» Using the information
1 > Repeat the passage on building a risk management team word for word, between "Taking a similar" and "they are accountable.", inclusive.
2 > Extend the passage on building a risk management team, picking up after its final sentence.

Taking a similar approach with risk management accomplishes the same goals and argues for a regular rotation of talent through both risk management and operations. This allows talented people to be exposed to other leaders and their functions, perhaps opening doors of opportunity. Doesn’t that detract from developing long-term risk leaders? At first blush, it may look that way. In reality, the approach furthers another goal all risk leaders should have; namely, to make every employee into a “little risk manager” for the specific risks for which they are accountable.

While the actual direct report bench of the average risk department will often appear shallow, it can be deepened by considering all employees as a part of the risk team and emphasizing risk stakeholders who can be rotated through risk management to help build a risk culture. Be sure to consider vendor/supplier partners to be part of the team. As we’re all in the risk game together, it behooves every risk leader to look at teams in this broader, more inclusive fashion.

Finally, don’t forget interns. Many view interns incorrectly, as a drag on an already small team, requiring time-consuming training, coaching and direction that fully trained employees may not. Others think interns are only good for mundane tasks and end up underutilizing their skills. But if there is a good intern recruitment strategy—recruiting from the “right” schools and presenting an attractive case for why students should intern in risk management—great interns will be discovered who can materially contribute to the success of both the team and its mission. The key is to not think of them as “temps” but as those who lend themselves to being developed over time for full-time roles. This approach will demonstrate commitment to a solid intern program, which in turn will attract the best and the brightest and broaden the recruitment and team effectiveness strategy.

[Dataset excerpts]
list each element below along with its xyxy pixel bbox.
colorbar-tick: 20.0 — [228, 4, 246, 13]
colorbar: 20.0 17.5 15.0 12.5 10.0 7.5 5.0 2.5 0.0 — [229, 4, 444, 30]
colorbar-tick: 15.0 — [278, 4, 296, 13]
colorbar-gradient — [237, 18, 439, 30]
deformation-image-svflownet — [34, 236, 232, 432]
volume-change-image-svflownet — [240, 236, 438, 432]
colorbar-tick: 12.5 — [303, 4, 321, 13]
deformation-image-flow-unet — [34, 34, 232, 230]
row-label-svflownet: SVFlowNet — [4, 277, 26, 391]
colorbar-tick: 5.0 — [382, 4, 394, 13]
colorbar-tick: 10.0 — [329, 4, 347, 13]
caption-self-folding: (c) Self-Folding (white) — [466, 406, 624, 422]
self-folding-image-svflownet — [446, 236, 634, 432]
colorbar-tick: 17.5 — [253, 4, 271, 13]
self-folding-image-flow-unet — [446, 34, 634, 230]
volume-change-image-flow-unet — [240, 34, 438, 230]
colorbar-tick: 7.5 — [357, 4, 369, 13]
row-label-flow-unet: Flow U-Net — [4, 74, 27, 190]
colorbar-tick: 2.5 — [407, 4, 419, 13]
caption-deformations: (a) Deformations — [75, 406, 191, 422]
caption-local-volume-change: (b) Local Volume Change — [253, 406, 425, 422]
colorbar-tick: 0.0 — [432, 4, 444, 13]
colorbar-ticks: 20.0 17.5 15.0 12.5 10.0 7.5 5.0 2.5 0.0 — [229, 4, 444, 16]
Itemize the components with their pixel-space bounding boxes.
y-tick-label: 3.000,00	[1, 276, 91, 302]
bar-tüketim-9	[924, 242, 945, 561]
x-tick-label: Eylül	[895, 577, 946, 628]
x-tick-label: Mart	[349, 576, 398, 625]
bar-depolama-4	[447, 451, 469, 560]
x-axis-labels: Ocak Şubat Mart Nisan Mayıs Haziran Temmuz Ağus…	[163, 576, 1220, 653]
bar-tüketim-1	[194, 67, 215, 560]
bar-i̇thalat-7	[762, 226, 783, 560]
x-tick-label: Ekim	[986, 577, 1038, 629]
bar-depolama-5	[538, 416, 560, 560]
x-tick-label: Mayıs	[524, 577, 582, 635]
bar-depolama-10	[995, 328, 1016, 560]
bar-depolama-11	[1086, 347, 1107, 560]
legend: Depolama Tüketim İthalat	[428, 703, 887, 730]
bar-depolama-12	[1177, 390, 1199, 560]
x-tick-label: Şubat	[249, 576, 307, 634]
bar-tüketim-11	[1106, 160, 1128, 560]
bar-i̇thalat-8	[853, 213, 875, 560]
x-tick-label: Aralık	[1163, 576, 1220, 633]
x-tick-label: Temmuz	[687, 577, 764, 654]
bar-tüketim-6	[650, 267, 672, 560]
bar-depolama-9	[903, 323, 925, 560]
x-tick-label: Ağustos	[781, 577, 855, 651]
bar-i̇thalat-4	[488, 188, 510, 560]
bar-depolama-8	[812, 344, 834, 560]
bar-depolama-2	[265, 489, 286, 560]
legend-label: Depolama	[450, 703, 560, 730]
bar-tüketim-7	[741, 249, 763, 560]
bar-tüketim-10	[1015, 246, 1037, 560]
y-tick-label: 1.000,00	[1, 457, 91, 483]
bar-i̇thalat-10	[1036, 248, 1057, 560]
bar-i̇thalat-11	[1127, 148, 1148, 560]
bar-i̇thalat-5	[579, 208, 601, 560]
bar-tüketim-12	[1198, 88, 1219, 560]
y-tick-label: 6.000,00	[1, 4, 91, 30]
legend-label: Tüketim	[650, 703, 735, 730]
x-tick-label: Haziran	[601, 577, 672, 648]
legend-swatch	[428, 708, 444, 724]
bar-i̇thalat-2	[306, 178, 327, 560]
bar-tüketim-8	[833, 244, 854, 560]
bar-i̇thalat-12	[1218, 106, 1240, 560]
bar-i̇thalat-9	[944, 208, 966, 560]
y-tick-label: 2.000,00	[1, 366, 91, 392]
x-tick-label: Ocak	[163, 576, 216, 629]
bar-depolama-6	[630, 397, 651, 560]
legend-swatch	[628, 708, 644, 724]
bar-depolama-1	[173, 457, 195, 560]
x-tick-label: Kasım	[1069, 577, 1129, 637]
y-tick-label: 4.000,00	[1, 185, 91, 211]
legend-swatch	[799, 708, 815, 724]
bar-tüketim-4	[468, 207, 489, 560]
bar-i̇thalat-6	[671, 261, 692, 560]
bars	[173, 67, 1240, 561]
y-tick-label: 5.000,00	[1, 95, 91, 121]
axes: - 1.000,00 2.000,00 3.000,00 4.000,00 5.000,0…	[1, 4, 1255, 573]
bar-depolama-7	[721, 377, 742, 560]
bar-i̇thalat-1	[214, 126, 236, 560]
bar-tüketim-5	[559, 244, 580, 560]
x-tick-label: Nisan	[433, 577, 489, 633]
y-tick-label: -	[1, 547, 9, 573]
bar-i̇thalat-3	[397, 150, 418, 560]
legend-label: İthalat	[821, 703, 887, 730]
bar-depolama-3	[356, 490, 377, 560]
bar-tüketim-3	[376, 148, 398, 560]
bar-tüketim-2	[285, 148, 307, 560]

» Per-task answers
1 >
Taking a similar approach with risk management accomplishes the same goals and argues for a regular rotation of talent through both risk management and operations. This allows talented people to be exposed to other leaders and their functions, perhaps opening doors of opportunity. Doesn’t that detract from developing long-term risk leaders? At first blush, it may look that way. In reality, the approach furthers another goal all risk leaders should have; namely, to make every employee into a “little risk manager” for the specific risks for which they are accountable.

2 >
8. Supplement Value Preservation With Value Creation

While protecting and preserving is job one for risk leaders, the bigger opportunity is helping others understand what it means to exploit risk for gain. This is a foreign concept to many because they don’t think in terms of risk when they’re stress-testing a strategic plan and its component parts . Therein lies the tremendous opportunity to find a way into the planning process, by helping planners make this connection, and understanding the relationship between risk and success.

Because every risk represents the possibility of failure for organizations, the ultimate challenge for all risk leaders is getting a seat at the planning table, to educate, inform and contribute to the thinking of those charged with plan development and measurement. Don’t be fooled into thinking , however, that acceptance in this realm is a slam dunk. Just as the value proposition for enterprise risk management has been difficult for many to articulate and sell, so planners are naturally skeptical about allowing risk managers to participate directly in their process. Part of this reluctance comes from the reality that, in many organizations, the C-Suite is not sold on risk management as a strategic contributor to helping define success for the enterprise. This stems from the dated perception of risk managers as “just insurance” managers. But, as entrenched as that perception may be in many organizations, it is changeable. That is the challenge.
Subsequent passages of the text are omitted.